**Input material:**

◇ ◇ ◇ ◇ ◇

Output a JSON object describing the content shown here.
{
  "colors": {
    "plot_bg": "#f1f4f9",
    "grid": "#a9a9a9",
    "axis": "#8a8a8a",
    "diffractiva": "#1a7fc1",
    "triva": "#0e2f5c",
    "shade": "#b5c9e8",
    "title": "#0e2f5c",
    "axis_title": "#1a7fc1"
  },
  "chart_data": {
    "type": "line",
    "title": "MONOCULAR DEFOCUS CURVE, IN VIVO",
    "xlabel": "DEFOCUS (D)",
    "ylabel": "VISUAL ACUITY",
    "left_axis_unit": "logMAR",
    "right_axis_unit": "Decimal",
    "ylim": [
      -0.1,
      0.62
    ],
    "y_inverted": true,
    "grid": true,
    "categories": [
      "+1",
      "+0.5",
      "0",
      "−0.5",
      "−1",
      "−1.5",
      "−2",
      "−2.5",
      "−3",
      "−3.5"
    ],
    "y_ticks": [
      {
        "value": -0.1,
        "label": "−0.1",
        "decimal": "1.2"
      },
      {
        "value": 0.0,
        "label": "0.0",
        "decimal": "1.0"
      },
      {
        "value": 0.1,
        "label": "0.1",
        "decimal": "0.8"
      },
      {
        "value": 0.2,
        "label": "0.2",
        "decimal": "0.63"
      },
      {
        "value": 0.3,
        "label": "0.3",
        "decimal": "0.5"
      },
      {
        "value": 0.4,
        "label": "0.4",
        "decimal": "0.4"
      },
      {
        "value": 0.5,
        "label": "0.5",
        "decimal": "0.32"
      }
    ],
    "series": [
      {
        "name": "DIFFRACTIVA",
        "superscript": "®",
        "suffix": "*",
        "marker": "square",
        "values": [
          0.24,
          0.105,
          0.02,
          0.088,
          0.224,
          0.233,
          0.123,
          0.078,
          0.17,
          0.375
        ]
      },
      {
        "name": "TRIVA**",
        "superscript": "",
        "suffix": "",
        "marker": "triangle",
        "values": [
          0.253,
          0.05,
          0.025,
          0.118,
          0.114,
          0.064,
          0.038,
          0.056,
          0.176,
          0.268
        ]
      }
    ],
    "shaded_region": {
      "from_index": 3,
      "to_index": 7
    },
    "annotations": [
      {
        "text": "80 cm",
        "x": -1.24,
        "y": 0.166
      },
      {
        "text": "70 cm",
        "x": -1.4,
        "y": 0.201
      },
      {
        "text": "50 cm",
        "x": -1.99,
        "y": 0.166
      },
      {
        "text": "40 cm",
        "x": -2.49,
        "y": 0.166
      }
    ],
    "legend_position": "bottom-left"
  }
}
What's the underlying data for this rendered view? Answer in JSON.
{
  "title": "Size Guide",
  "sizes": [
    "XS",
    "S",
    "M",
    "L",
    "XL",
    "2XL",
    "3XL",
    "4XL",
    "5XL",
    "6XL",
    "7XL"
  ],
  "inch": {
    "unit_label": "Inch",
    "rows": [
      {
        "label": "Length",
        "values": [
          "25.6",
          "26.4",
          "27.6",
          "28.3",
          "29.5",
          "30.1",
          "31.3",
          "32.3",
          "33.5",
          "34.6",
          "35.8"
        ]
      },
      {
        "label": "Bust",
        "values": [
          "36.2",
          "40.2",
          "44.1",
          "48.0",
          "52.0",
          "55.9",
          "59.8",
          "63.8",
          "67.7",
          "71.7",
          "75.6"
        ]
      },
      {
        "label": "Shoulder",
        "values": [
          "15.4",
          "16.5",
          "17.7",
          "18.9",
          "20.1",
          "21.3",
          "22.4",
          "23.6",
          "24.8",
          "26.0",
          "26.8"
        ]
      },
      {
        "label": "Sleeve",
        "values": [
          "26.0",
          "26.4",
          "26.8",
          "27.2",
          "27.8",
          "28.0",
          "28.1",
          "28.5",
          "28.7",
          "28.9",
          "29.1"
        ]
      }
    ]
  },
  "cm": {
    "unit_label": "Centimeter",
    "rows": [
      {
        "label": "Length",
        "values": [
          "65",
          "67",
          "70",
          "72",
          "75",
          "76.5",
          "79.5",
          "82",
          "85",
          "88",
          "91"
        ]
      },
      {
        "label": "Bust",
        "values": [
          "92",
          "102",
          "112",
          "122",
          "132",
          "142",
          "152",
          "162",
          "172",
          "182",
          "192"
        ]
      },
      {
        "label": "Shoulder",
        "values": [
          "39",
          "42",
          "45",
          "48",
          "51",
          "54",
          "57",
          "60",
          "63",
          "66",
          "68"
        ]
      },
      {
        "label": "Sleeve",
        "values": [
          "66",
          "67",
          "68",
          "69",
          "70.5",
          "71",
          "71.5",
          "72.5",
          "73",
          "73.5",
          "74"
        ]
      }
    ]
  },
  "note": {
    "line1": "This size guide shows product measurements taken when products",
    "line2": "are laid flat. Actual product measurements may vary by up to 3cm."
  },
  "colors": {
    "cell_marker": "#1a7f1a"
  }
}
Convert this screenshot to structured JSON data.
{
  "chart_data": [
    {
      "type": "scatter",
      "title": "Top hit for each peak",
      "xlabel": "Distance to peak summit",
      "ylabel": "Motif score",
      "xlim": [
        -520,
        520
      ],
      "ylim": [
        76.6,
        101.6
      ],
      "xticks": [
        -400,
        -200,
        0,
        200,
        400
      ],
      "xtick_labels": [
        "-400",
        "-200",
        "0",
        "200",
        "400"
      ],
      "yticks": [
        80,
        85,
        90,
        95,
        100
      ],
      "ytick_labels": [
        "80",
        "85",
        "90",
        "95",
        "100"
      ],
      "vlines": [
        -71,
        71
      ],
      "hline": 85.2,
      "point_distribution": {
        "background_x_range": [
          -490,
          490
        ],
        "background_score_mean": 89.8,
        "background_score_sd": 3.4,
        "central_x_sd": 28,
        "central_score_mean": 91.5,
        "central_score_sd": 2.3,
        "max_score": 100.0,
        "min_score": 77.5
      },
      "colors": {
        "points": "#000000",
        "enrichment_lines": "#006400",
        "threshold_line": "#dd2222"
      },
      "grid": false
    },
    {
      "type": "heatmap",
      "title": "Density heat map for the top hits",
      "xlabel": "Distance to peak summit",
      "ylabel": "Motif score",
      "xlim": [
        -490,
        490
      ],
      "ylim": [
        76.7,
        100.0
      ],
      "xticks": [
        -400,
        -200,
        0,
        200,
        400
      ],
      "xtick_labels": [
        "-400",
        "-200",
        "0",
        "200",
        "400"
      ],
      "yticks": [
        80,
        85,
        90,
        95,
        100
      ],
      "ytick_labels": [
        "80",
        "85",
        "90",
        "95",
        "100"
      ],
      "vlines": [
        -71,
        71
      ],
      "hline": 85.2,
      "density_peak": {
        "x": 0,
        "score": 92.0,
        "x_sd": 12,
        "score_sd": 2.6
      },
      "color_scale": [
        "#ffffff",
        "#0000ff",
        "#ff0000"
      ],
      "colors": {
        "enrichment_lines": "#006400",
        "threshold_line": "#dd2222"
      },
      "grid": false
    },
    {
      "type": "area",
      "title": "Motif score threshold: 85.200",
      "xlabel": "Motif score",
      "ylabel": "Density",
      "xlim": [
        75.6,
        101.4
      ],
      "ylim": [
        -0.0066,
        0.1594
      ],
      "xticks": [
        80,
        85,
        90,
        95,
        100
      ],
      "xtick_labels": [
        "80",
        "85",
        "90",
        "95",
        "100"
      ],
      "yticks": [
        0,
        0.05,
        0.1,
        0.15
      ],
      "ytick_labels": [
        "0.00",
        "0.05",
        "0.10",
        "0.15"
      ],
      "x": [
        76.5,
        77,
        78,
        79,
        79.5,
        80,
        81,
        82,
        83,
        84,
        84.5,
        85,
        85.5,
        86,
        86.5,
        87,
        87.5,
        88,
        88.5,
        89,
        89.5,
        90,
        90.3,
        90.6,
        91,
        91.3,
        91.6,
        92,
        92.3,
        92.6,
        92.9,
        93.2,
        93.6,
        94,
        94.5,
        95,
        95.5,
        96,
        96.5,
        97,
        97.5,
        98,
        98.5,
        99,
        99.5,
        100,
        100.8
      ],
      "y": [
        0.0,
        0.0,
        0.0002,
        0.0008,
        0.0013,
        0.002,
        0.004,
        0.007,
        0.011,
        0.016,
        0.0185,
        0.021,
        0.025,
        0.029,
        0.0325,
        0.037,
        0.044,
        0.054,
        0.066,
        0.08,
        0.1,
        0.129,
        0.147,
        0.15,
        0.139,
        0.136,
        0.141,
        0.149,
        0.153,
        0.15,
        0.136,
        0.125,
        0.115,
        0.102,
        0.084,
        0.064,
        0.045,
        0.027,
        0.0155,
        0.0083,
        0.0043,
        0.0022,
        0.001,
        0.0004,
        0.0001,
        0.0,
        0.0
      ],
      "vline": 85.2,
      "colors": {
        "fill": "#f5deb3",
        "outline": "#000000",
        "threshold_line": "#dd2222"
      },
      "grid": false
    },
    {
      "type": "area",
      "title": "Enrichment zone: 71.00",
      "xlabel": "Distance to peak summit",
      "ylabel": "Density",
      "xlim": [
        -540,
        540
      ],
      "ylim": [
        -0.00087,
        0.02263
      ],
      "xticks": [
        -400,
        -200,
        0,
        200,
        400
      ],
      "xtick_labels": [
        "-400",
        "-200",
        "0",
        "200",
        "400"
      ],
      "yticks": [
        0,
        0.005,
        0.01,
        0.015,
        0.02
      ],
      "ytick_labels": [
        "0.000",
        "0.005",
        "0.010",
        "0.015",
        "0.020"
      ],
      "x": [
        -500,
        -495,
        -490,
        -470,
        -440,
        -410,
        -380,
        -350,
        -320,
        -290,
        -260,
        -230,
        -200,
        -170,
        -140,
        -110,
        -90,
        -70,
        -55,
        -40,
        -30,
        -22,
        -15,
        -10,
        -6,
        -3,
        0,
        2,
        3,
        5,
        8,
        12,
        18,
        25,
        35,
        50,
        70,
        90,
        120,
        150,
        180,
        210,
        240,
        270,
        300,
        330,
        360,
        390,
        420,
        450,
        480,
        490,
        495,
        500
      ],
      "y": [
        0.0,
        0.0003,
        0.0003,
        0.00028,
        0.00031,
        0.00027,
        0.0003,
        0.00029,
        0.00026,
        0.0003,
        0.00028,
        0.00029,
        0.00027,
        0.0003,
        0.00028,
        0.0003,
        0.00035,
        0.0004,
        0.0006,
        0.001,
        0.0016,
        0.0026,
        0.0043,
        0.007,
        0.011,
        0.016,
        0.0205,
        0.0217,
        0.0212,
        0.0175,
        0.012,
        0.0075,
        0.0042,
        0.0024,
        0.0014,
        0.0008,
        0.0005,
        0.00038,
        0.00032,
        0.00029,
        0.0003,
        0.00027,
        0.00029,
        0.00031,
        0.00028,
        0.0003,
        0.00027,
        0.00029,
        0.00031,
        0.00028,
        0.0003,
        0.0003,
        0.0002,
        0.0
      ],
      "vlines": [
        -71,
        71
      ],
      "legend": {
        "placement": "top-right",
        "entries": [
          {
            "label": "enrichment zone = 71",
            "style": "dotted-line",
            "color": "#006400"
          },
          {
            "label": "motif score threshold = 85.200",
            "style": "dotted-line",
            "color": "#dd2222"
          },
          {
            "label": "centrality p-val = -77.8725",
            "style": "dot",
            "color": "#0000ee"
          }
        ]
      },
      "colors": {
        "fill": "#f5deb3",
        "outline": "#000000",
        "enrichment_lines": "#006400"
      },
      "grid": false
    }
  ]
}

◇ ◇ ◇ ◇ ◇

**The task:** Find the word "JSON" in the material, then list each line that holds it.

**Expected answer:**
Output a JSON object describing the content shown here.
What's the underlying data for this rendered view? Answer in JSON.
Convert this screenshot to structured JSON data.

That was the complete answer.